WHAT THIS TASK INVOLVES> Set down every record once more, exactly as given.

[Records from a collection]
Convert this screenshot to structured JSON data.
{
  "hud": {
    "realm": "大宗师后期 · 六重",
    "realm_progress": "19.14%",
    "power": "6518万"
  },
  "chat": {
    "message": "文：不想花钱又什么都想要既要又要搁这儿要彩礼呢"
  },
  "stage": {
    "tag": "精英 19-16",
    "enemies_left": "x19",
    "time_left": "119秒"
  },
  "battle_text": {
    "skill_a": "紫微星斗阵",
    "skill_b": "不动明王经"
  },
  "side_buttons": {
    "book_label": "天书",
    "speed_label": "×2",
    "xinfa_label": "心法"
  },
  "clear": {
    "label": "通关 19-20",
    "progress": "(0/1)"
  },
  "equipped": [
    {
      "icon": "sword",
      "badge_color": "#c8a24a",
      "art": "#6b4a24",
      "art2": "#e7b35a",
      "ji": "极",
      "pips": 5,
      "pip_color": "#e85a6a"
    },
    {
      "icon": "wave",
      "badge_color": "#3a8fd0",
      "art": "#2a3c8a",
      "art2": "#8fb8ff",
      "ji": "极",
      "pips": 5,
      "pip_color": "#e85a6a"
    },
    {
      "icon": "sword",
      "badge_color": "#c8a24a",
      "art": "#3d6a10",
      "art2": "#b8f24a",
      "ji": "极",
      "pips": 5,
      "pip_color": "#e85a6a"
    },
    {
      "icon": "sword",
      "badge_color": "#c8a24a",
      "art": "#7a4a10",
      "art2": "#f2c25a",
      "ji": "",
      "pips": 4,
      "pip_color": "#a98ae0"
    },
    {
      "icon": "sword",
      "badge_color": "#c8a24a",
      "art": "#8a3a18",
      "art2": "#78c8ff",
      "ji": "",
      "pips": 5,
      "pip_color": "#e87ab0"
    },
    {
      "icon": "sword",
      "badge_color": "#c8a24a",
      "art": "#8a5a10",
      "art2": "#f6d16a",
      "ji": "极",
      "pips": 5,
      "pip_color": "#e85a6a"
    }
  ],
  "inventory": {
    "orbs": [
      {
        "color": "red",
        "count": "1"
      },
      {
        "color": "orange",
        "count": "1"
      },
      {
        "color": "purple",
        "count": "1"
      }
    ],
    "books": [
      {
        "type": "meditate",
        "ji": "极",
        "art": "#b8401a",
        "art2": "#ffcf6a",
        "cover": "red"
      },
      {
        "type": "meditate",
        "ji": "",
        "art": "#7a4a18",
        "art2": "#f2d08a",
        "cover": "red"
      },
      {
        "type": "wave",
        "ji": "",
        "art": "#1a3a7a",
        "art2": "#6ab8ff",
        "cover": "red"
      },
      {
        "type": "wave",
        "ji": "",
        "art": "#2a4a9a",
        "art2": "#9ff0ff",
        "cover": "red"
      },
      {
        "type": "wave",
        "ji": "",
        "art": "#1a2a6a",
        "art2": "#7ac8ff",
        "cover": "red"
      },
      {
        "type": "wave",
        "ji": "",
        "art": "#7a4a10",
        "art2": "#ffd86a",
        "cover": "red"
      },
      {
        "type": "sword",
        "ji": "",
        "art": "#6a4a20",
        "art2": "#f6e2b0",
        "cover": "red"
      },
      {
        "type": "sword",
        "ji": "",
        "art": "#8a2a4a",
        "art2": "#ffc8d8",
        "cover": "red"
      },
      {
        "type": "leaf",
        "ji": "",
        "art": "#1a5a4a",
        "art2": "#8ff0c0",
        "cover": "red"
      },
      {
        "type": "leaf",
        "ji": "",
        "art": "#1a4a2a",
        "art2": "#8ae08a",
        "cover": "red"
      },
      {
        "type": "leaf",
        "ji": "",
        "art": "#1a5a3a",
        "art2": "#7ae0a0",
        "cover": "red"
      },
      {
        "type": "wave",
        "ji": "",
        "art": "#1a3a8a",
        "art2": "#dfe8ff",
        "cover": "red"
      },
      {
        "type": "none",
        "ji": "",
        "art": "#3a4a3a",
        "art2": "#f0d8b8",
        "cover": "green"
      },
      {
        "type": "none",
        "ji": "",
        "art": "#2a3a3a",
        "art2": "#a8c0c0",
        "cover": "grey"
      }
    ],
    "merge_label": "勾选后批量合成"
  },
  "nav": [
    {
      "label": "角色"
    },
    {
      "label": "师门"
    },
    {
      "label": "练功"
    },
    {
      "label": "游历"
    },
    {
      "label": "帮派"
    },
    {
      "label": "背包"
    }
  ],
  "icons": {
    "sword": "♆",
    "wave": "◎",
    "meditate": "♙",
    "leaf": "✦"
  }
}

SOLUTION TO THIS PROBLEM>
Convert this screenshot to structured JSON data.
{
  "hud": {
    "realm": "大宗师后期 · 六重",
    "realm_progress": "19.14%",
    "power": "6518万"
  },
  "chat": {
    "message": "文：不想花钱又什么都想要既要又要搁这儿要彩礼呢"
  },
  "stage": {
    "tag": "精英 19-16",
    "enemies_left": "x19",
    "time_left": "119秒"
  },
  "battle_text": {
    "skill_a": "紫微星斗阵",
    "skill_b": "不动明王经"
  },
  "side_buttons": {
    "book_label": "天书",
    "speed_label": "×2",
    "xinfa_label": "心法"
  },
  "clear": {
    "label": "通关 19-20",
    "progress": "(0/1)"
  },
  "equipped": [
    {
      "icon": "sword",
      "badge_color": "#c8a24a",
      "art": "#6b4a24",
      "art2": "#e7b35a",
      "ji": "极",
      "pips": 5,
      "pip_color": "#e85a6a"
    },
    {
      "icon": "wave",
      "badge_color": "#3a8fd0",
      "art": "#2a3c8a",
      "art2": "#8fb8ff",
      "ji": "极",
      "pips": 5,
      "pip_color": "#e85a6a"
    },
    {
      "icon": "sword",
      "badge_color": "#c8a24a",
      "art": "#3d6a10",
      "art2": "#b8f24a",
      "ji": "极",
      "pips": 5,
      "pip_color": "#e85a6a"
    },
    {
      "icon": "sword",
      "badge_color": "#c8a24a",
      "art": "#7a4a10",
      "art2": "#f2c25a",
      "ji": "",
      "pips": 4,
      "pip_color": "#a98ae0"
    },
    {
      "icon": "sword",
      "badge_color": "#c8a24a",
      "art": "#8a3a18",
      "art2": "#78c8ff",
      "ji": "",
      "pips": 5,
      "pip_color": "#e87ab0"
    },
    {
      "icon": "sword",
      "badge_color": "#c8a24a",
      "art": "#8a5a10",
      "art2": "#f6d16a",
      "ji": "极",
      "pips": 5,
      "pip_color": "#e85a6a"
    }
  ],
  "inventory": {
    "orbs": [
      {
        "color": "red",
        "count": "1"
      },
      {
        "color": "orange",
        "count": "1"
      },
      {
        "color": "purple",
        "count": "1"
      }
    ],
    "books": [
      {
        "type": "meditate",
        "ji": "极",
        "art": "#b8401a",
        "art2": "#ffcf6a",
        "cover": "red"
      },
      {
        "type": "meditate",
        "ji": "",
        "art": "#7a4a18",
        "art2": "#f2d08a",
        "cover": "red"
      },
      {
        "type": "wave",
        "ji": "",
        "art": "#1a3a7a",
        "art2": "#6ab8ff",
        "cover": "red"
      },
      {
        "type": "wave",
        "ji": "",
        "art": "#2a4a9a",
        "art2": "#9ff0ff",
        "cover": "red"
      },
      {
        "type": "wave",
        "ji": "",
        "art": "#1a2a6a",
        "art2": "#7ac8ff",
        "cover": "red"
      },
      {
        "type": "wave",
        "ji": "",
        "art": "#7a4a10",
        "art2": "#ffd86a",
        "cover": "red"
      },
      {
        "type": "sword",
        "ji": "",
        "art": "#6a4a20",
        "art2": "#f6e2b0",
        "cover": "red"
      },
      {
        "type": "sword",
        "ji": "",
        "art": "#8a2a4a",
        "art2": "#ffc8d8",
        "cover": "red"
      },
      {
        "type": "leaf",
        "ji": "",
        "art": "#1a5a4a",
        "art2": "#8ff0c0",
        "cover": "red"
      },
      {
        "type": "leaf",
        "ji": "",
        "art": "#1a4a2a",
        "art2": "#8ae08a",
        "cover": "red"
      },
      {
        "type": "leaf",
        "ji": "",
        "art": "#1a5a3a",
        "art2": "#7ae0a0",
        "cover": "red"
      },
      {
        "type": "wave",
        "ji": "",
        "art": "#1a3a8a",
        "art2": "#dfe8ff",
        "cover": "red"
      },
      {
        "type": "none",
        "ji": "",
        "art": "#3a4a3a",
        "art2": "#f0d8b8",
        "cover": "green"
      },
      {
        "type": "none",
        "ji": "",
        "art": "#2a3a3a",
        "art2": "#a8c0c0",
        "cover": "grey"
      }
    ],
    "merge_label": "勾选后批量合成"
  },
  "nav": [
    {
      "label": "角色"
    },
    {
      "label": "师门"
    },
    {
      "label": "练功"
    },
    {
      "label": "游历"
    },
    {
      "label": "帮派"
    },
    {
      "label": "背包"
    }
  ],
  "icons": {
    "sword": "♆",
    "wave": "◎",
    "meditate": "♙",
    "leaf": "✦"
  }
}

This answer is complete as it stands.